**Stored data**
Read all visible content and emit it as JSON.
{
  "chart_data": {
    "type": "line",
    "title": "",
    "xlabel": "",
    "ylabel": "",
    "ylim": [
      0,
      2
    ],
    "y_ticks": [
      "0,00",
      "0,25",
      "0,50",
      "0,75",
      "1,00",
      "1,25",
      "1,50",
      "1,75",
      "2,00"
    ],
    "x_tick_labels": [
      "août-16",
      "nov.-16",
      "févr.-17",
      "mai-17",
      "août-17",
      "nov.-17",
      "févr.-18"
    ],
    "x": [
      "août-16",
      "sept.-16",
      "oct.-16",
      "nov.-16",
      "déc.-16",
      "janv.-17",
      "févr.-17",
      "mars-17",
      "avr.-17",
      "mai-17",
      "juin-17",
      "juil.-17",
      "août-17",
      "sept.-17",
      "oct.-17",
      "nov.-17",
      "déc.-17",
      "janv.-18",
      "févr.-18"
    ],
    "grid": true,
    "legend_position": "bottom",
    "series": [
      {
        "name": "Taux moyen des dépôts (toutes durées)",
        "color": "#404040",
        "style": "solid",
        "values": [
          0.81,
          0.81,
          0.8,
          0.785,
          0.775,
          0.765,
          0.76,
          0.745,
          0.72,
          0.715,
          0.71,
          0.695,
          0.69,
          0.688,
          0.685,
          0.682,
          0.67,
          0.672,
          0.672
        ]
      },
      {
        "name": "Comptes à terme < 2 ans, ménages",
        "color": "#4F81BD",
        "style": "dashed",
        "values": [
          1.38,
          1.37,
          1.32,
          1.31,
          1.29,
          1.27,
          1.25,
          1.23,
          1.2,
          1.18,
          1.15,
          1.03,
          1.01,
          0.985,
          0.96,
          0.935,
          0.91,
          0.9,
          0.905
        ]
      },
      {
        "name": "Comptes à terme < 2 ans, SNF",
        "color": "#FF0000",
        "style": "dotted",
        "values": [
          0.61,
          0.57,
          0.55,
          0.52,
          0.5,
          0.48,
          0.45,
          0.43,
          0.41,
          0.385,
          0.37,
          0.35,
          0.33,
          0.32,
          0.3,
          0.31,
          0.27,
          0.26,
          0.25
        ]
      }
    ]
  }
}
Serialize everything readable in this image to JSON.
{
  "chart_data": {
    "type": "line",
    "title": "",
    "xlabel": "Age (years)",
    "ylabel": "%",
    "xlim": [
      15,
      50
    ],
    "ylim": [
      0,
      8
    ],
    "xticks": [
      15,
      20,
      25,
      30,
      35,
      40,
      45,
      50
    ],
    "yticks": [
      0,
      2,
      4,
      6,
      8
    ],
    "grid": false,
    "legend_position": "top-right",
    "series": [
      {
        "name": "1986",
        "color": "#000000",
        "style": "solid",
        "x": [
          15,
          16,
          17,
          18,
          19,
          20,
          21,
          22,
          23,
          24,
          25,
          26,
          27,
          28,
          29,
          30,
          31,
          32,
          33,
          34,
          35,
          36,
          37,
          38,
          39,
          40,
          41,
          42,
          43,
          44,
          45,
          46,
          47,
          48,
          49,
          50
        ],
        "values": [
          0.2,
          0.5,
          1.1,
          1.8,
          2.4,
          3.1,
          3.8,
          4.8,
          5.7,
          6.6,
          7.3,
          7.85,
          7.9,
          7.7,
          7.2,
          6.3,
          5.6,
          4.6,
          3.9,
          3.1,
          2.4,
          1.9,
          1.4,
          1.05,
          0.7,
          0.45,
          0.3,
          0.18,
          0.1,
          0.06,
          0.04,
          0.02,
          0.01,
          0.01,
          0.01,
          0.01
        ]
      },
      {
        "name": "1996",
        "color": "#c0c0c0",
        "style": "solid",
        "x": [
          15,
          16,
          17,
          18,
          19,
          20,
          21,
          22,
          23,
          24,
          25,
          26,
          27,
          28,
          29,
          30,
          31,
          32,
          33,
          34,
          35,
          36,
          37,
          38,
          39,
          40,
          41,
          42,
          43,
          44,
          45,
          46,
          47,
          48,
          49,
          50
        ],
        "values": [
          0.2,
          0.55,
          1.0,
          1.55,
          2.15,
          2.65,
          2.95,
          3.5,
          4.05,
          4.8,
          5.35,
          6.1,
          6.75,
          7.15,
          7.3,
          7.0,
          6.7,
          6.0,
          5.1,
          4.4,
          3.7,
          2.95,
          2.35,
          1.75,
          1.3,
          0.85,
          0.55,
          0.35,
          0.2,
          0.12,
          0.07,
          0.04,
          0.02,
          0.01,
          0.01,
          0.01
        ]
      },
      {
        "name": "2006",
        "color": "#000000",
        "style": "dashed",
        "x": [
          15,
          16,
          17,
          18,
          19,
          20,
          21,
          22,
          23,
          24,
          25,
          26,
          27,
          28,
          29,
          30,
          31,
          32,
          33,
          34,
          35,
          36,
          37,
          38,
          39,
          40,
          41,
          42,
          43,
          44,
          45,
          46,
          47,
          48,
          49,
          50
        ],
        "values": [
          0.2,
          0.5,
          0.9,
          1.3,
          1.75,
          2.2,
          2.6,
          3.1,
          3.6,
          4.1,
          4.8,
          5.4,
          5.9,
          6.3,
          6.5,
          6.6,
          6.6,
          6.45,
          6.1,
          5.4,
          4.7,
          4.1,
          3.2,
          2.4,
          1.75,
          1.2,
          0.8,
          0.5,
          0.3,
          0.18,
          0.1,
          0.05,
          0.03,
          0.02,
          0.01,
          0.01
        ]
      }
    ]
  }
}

**To do**
Repeat the material above in full, exactly as it stands.

**Answer to the exercise**
Read all visible content and emit it as JSON.
{
  "chart_data": {
    "type": "line",
    "title": "",
    "xlabel": "",
    "ylabel": "",
    "ylim": [
      0,
      2
    ],
    "y_ticks": [
      "0,00",
      "0,25",
      "0,50",
      "0,75",
      "1,00",
      "1,25",
      "1,50",
      "1,75",
      "2,00"
    ],
    "x_tick_labels": [
      "août-16",
      "nov.-16",
      "févr.-17",
      "mai-17",
      "août-17",
      "nov.-17",
      "févr.-18"
    ],
    "x": [
      "août-16",
      "sept.-16",
      "oct.-16",
      "nov.-16",
      "déc.-16",
      "janv.-17",
      "févr.-17",
      "mars-17",
      "avr.-17",
      "mai-17",
      "juin-17",
      "juil.-17",
      "août-17",
      "sept.-17",
      "oct.-17",
      "nov.-17",
      "déc.-17",
      "janv.-18",
      "févr.-18"
    ],
    "grid": true,
    "legend_position": "bottom",
    "series": [
      {
        "name": "Taux moyen des dépôts (toutes durées)",
        "color": "#404040",
        "style": "solid",
        "values": [
          0.81,
          0.81,
          0.8,
          0.785,
          0.775,
          0.765,
          0.76,
          0.745,
          0.72,
          0.715,
          0.71,
          0.695,
          0.69,
          0.688,
          0.685,
          0.682,
          0.67,
          0.672,
          0.672
        ]
      },
      {
        "name": "Comptes à terme < 2 ans, ménages",
        "color": "#4F81BD",
        "style": "dashed",
        "values": [
          1.38,
          1.37,
          1.32,
          1.31,
          1.29,
          1.27,
          1.25,
          1.23,
          1.2,
          1.18,
          1.15,
          1.03,
          1.01,
          0.985,
          0.96,
          0.935,
          0.91,
          0.9,
          0.905
        ]
      },
      {
        "name": "Comptes à terme < 2 ans, SNF",
        "color": "#FF0000",
        "style": "dotted",
        "values": [
          0.61,
          0.57,
          0.55,
          0.52,
          0.5,
          0.48,
          0.45,
          0.43,
          0.41,
          0.385,
          0.37,
          0.35,
          0.33,
          0.32,
          0.3,
          0.31,
          0.27,
          0.26,
          0.25
        ]
      }
    ]
  }
}
Serialize everything readable in this image to JSON.
{
  "chart_data": {
    "type": "line",
    "title": "",
    "xlabel": "Age (years)",
    "ylabel": "%",
    "xlim": [
      15,
      50
    ],
    "ylim": [
      0,
      8
    ],
    "xticks": [
      15,
      20,
      25,
      30,
      35,
      40,
      45,
      50
    ],
    "yticks": [
      0,
      2,
      4,
      6,
      8
    ],
    "grid": false,
    "legend_position": "top-right",
    "series": [
      {
        "name": "1986",
        "color": "#000000",
        "style": "solid",
        "x": [
          15,
          16,
          17,
          18,
          19,
          20,
          21,
          22,
          23,
          24,
          25,
          26,
          27,
          28,
          29,
          30,
          31,
          32,
          33,
          34,
          35,
          36,
          37,
          38,
          39,
          40,
          41,
          42,
          43,
          44,
          45,
          46,
          47,
          48,
          49,
          50
        ],
        "values": [
          0.2,
          0.5,
          1.1,
          1.8,
          2.4,
          3.1,
          3.8,
          4.8,
          5.7,
          6.6,
          7.3,
          7.85,
          7.9,
          7.7,
          7.2,
          6.3,
          5.6,
          4.6,
          3.9,
          3.1,
          2.4,
          1.9,
          1.4,
          1.05,
          0.7,
          0.45,
          0.3,
          0.18,
          0.1,
          0.06,
          0.04,
          0.02,
          0.01,
          0.01,
          0.01,
          0.01
        ]
      },
      {
        "name": "1996",
        "color": "#c0c0c0",
        "style": "solid",
        "x": [
          15,
          16,
          17,
          18,
          19,
          20,
          21,
          22,
          23,
          24,
          25,
          26,
          27,
          28,
          29,
          30,
          31,
          32,
          33,
          34,
          35,
          36,
          37,
          38,
          39,
          40,
          41,
          42,
          43,
          44,
          45,
          46,
          47,
          48,
          49,
          50
        ],
        "values": [
          0.2,
          0.55,
          1.0,
          1.55,
          2.15,
          2.65,
          2.95,
          3.5,
          4.05,
          4.8,
          5.35,
          6.1,
          6.75,
          7.15,
          7.3,
          7.0,
          6.7,
          6.0,
          5.1,
          4.4,
          3.7,
          2.95,
          2.35,
          1.75,
          1.3,
          0.85,
          0.55,
          0.35,
          0.2,
          0.12,
          0.07,
          0.04,
          0.02,
          0.01,
          0.01,
          0.01
        ]
      },
      {
        "name": "2006",
        "color": "#000000",
        "style": "dashed",
        "x": [
          15,
          16,
          17,
          18,
          19,
          20,
          21,
          22,
          23,
          24,
          25,
          26,
          27,
          28,
          29,
          30,
          31,
          32,
          33,
          34,
          35,
          36,
          37,
          38,
          39,
          40,
          41,
          42,
          43,
          44,
          45,
          46,
          47,
          48,
          49,
          50
        ],
        "values": [
          0.2,
          0.5,
          0.9,
          1.3,
          1.75,
          2.2,
          2.6,
          3.1,
          3.6,
          4.1,
          4.8,
          5.4,
          5.9,
          6.3,
          6.5,
          6.6,
          6.6,
          6.45,
          6.1,
          5.4,
          4.7,
          4.1,
          3.2,
          2.4,
          1.75,
          1.2,
          0.8,
          0.5,
          0.3,
          0.18,
          0.1,
          0.05,
          0.03,
          0.02,
          0.01,
          0.01
        ]
      }
    ]
  }
}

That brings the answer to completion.